GOAL: Answer with nothing but a number: how many lines include the word "image"?

THE DATA:
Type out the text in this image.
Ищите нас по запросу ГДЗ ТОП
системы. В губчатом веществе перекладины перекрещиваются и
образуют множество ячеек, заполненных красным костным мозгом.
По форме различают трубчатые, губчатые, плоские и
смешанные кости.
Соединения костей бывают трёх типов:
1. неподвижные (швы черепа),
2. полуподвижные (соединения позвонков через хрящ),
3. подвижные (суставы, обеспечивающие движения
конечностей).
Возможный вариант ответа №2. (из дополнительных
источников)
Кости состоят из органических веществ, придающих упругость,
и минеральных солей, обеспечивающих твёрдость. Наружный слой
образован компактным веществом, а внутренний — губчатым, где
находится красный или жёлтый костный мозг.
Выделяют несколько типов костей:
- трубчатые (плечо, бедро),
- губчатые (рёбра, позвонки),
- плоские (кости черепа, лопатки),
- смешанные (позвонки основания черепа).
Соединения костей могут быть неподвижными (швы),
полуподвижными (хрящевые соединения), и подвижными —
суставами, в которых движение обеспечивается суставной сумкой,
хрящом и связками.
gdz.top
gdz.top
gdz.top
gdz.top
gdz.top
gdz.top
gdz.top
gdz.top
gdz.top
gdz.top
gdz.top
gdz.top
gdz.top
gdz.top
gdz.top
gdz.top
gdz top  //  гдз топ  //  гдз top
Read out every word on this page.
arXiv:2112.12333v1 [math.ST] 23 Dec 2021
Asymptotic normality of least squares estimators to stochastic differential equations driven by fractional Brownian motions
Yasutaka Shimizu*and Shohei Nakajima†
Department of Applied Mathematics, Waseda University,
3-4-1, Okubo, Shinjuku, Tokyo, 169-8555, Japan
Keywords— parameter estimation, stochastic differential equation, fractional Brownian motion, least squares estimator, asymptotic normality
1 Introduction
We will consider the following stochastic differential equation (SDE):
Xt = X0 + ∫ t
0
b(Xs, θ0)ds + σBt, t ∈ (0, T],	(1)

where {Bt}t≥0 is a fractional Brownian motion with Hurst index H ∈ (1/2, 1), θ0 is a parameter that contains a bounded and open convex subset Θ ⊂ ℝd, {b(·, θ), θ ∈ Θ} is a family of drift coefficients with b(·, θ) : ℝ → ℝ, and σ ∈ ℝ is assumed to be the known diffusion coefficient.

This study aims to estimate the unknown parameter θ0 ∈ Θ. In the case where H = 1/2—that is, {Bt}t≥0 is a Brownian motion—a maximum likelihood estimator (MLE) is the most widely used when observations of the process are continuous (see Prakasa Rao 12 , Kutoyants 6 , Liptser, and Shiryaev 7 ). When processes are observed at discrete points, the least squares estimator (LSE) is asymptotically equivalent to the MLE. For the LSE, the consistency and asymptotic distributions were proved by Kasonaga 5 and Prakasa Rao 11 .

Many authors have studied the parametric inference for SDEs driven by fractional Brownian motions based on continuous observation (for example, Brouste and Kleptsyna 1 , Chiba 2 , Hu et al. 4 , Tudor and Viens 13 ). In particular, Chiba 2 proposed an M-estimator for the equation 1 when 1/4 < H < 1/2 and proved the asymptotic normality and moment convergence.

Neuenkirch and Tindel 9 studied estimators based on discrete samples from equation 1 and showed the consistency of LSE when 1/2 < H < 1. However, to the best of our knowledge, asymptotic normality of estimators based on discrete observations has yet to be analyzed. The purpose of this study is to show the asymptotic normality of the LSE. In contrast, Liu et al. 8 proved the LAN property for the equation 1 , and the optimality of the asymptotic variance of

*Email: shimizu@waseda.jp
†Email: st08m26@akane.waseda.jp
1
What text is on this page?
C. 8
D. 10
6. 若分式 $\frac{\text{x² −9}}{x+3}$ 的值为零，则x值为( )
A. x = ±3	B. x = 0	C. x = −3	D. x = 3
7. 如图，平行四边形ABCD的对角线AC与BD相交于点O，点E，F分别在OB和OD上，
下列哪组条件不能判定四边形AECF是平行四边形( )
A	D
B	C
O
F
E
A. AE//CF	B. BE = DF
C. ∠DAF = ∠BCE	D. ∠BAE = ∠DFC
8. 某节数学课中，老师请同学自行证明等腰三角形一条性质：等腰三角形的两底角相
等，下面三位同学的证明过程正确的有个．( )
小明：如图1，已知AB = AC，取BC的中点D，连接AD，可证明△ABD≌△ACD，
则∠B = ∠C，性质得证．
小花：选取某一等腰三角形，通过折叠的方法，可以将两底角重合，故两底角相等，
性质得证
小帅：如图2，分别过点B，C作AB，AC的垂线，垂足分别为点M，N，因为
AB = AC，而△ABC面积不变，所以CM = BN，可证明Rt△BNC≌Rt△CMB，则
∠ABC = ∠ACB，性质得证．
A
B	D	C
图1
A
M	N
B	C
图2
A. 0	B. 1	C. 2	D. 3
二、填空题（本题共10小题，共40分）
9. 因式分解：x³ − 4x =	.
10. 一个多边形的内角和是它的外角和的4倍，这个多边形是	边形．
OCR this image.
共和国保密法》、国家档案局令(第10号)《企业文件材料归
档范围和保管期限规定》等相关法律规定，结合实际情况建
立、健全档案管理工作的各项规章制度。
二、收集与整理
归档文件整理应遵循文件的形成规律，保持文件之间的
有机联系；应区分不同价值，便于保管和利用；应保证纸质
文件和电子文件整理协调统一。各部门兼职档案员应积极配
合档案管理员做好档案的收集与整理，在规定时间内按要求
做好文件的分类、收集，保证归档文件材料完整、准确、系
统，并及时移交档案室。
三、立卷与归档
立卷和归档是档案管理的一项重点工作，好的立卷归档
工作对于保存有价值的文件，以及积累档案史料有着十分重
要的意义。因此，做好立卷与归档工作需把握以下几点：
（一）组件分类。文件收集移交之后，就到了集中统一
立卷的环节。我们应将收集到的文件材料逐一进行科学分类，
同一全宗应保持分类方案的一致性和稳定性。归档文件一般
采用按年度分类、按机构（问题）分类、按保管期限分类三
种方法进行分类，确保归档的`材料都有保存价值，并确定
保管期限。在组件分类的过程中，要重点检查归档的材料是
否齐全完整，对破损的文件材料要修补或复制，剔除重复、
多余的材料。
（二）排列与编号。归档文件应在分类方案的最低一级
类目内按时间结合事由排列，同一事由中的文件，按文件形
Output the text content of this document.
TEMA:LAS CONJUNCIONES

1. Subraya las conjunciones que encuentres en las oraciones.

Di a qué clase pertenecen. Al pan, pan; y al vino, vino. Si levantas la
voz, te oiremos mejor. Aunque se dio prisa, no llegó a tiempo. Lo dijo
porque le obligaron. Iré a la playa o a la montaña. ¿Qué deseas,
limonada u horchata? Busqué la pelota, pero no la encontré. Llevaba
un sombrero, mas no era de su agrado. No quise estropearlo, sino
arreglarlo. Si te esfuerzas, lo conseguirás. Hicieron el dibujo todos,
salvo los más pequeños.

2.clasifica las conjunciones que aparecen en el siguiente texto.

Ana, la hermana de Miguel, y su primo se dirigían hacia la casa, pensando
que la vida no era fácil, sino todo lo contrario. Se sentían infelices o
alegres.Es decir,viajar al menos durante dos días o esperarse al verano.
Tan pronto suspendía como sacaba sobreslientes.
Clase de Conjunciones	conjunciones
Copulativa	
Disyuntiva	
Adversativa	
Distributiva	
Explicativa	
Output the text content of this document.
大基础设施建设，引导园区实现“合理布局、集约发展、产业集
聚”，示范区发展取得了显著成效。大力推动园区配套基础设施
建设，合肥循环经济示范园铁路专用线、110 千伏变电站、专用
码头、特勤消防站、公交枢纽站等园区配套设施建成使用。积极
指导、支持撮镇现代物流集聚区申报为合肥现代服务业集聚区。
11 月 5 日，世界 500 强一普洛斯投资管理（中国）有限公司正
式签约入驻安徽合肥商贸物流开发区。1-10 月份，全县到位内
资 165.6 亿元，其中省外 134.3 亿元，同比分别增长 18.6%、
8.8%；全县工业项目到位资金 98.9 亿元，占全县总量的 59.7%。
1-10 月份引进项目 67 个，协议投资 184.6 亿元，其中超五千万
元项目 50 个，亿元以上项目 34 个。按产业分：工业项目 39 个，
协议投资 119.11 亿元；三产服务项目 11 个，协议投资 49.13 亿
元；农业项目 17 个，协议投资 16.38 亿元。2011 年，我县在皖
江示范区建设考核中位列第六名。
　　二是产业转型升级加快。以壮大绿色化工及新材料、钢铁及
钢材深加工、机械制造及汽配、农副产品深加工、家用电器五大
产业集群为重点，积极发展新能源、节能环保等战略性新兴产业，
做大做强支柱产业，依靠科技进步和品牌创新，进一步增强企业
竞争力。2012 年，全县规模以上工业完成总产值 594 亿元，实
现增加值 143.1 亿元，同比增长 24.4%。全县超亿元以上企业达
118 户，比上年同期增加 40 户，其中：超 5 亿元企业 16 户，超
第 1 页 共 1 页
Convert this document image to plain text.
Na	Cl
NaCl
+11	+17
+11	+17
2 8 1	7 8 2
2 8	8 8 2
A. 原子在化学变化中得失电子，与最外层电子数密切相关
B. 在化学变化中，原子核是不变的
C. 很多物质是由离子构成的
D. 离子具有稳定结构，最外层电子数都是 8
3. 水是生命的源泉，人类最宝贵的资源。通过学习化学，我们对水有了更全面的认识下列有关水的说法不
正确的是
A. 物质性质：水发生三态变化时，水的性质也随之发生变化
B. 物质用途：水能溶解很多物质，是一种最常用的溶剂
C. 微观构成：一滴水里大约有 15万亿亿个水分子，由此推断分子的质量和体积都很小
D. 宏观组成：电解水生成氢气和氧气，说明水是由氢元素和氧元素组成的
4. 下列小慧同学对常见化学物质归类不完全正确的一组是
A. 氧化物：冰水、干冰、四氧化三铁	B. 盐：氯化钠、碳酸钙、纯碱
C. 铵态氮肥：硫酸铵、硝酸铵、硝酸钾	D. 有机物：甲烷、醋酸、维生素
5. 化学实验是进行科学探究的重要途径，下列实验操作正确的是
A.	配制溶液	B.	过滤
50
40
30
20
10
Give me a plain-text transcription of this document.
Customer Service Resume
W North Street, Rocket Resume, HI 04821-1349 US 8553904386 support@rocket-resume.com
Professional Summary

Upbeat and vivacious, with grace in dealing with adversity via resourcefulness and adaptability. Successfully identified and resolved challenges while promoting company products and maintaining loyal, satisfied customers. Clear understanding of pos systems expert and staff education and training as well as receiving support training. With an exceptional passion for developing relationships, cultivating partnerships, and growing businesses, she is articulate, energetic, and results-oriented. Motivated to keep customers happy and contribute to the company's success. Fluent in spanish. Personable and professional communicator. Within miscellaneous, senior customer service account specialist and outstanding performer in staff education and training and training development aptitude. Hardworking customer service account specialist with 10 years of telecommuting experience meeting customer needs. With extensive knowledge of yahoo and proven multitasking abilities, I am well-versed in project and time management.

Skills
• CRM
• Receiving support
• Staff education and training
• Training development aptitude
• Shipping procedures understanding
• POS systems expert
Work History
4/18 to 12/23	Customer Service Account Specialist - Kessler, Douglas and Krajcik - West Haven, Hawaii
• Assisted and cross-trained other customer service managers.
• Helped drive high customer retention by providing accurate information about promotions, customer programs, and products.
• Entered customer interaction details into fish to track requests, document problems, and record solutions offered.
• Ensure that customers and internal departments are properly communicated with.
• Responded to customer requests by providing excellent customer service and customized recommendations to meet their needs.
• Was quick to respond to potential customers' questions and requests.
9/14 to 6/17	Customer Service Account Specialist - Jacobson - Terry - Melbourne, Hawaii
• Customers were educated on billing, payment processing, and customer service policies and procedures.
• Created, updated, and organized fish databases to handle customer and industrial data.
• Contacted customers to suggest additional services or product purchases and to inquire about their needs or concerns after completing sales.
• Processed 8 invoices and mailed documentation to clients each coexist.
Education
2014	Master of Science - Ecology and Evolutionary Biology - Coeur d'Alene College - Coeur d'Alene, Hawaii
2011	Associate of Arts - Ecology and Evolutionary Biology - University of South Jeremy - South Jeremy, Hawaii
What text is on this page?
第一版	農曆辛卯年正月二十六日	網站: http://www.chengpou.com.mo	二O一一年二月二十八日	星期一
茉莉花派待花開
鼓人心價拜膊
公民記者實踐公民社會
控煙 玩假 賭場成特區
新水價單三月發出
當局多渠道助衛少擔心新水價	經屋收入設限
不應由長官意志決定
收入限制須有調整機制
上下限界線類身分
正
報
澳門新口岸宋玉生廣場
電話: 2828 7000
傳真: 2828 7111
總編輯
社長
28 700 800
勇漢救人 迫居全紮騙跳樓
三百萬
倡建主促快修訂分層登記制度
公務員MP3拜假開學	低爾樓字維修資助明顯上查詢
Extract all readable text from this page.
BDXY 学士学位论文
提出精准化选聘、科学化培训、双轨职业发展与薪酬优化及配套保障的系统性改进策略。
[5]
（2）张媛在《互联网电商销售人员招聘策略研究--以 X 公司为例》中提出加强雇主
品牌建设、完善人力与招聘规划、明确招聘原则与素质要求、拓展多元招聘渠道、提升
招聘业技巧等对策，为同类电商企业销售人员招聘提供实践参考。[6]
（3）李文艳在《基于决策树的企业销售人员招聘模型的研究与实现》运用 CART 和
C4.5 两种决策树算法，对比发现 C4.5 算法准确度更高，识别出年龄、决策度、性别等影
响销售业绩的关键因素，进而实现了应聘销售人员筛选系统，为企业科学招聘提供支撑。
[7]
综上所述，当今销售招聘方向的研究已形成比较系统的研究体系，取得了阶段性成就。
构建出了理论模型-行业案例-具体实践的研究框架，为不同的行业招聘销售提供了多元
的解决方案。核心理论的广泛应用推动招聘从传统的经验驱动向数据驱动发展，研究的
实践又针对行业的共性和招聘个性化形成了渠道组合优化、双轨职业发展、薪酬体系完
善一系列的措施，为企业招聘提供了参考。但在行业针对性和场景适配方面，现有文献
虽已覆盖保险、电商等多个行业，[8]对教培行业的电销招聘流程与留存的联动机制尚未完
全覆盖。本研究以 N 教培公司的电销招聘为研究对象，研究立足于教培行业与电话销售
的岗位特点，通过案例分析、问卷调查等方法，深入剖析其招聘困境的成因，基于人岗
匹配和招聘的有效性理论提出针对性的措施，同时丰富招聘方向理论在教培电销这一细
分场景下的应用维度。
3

TASK ANSWER: 3